▶ WHAT IS EXPECTED
Every line below that mentions the word "left" should be copied out.

Records that describe figures
· · · ·

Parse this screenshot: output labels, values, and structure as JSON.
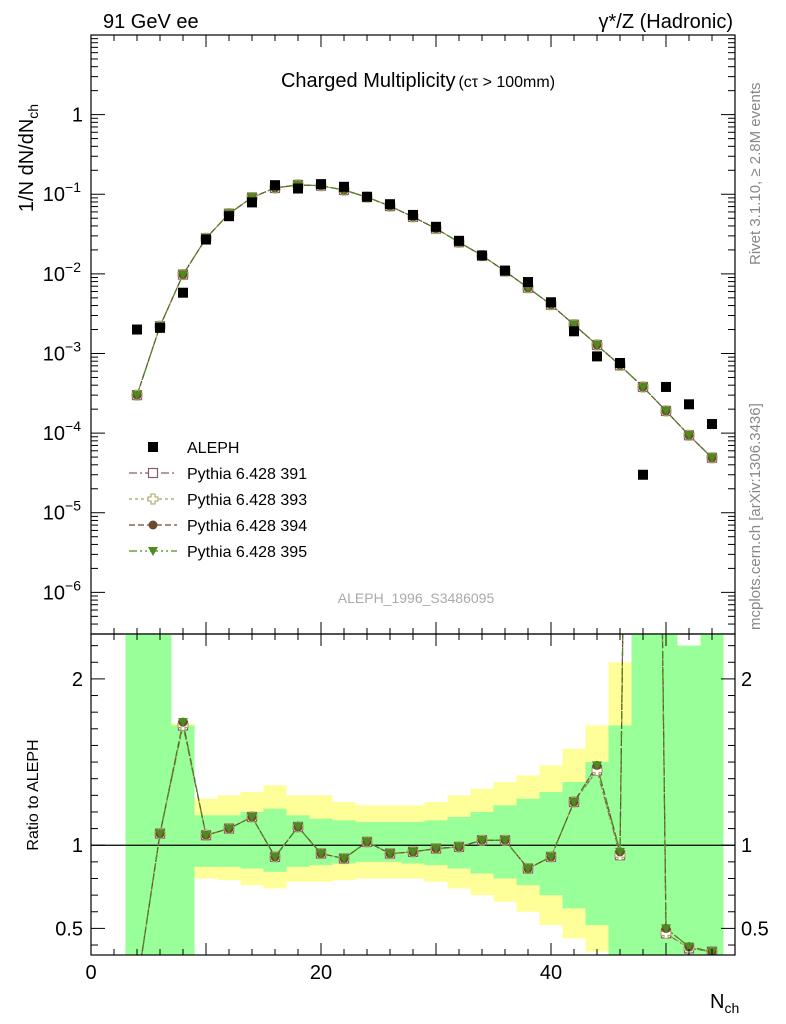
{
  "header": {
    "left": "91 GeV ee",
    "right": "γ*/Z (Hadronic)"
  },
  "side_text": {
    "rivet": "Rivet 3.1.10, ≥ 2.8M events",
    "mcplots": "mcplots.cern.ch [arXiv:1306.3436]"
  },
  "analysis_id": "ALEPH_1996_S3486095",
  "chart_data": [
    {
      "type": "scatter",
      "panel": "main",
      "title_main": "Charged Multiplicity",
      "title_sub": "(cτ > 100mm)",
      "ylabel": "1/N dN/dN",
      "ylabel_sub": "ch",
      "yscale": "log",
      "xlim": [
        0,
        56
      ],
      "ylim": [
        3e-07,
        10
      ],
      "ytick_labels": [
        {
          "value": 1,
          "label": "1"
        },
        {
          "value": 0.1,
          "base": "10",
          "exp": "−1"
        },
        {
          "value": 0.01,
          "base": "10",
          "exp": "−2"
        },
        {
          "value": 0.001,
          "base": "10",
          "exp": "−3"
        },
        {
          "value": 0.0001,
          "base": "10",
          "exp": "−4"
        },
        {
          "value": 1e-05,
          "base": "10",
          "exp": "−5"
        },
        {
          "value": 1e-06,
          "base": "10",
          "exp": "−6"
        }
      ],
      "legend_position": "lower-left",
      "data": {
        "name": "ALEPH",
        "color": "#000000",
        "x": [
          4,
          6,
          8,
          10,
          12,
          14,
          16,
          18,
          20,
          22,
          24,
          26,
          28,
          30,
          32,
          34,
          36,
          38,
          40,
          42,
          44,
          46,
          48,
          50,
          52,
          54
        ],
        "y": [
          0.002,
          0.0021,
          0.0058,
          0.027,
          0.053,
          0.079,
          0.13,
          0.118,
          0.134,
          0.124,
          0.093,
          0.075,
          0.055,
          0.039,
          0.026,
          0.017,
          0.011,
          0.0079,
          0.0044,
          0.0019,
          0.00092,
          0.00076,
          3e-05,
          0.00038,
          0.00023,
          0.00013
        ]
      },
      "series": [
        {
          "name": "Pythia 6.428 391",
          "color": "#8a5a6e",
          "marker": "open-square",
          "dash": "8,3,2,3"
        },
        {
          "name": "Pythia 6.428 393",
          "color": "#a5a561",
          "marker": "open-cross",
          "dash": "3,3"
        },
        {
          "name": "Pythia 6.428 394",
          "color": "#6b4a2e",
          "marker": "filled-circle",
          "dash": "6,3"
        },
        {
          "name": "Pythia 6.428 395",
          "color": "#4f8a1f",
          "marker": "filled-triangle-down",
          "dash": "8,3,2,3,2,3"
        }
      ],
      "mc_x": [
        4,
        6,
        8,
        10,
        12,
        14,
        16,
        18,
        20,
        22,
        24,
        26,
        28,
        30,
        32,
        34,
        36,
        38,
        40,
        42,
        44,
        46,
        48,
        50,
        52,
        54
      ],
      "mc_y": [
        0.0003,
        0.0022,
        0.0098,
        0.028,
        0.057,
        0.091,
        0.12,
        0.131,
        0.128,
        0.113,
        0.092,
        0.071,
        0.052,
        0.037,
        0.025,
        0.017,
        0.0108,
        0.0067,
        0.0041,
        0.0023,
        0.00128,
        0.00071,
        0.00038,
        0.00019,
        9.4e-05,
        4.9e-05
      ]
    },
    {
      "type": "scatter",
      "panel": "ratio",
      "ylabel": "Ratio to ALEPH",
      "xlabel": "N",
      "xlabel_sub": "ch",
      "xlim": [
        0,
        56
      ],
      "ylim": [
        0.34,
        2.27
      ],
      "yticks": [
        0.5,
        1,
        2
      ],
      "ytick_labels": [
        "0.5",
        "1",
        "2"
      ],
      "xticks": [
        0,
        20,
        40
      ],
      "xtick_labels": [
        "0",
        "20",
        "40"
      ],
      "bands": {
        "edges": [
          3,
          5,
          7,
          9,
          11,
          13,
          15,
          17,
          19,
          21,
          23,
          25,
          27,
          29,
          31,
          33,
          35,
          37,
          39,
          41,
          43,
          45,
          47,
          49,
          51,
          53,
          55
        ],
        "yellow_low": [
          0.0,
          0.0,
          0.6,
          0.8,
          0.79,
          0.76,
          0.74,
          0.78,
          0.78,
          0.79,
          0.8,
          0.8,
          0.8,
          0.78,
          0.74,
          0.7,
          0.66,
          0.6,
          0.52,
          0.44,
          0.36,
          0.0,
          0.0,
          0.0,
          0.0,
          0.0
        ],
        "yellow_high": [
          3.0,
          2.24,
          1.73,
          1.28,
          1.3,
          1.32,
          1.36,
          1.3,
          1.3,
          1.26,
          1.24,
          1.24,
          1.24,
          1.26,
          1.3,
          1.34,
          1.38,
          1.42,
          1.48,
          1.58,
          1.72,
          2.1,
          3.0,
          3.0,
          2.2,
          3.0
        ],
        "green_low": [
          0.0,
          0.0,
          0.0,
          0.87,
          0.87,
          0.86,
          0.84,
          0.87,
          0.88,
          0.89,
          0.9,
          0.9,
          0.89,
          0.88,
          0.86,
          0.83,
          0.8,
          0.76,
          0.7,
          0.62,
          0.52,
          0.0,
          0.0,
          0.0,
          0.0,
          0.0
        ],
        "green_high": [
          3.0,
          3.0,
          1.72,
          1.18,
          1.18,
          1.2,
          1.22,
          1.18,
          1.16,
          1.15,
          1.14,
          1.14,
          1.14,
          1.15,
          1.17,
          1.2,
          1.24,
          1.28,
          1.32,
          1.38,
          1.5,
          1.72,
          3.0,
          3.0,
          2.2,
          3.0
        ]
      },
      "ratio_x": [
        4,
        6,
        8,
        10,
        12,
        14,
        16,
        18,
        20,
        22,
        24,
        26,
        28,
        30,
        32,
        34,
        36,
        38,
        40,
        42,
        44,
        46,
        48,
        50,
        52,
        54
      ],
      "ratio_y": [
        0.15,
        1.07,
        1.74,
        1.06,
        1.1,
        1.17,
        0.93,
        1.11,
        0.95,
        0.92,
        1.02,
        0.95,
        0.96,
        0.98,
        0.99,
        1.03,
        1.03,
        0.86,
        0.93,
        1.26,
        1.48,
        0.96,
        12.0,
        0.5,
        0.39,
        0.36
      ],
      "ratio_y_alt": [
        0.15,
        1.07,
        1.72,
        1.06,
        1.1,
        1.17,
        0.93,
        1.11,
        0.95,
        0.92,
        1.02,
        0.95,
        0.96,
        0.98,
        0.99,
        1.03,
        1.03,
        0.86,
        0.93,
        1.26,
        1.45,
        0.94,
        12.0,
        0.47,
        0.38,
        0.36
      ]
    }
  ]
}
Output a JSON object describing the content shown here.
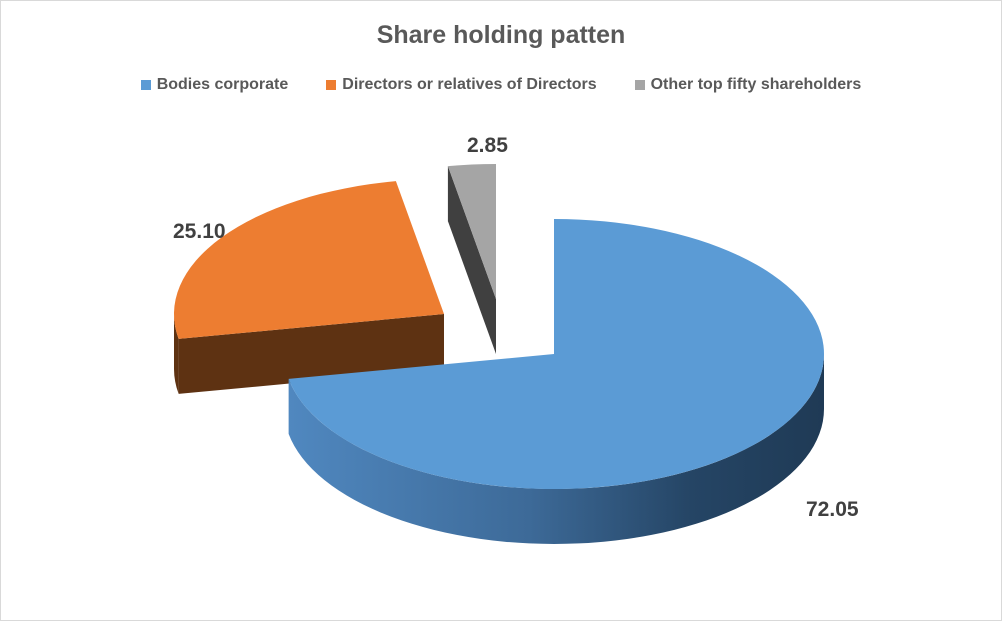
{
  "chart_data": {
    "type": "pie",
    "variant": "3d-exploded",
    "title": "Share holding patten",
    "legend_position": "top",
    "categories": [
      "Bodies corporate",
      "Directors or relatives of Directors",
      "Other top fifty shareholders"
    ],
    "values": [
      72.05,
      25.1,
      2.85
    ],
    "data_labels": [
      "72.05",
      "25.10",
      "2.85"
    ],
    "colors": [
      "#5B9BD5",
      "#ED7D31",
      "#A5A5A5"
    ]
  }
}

· · · ·

▶ EXERCISE RESULT
    "left": "91 GeV ee",
      "legend_position": "lower-left",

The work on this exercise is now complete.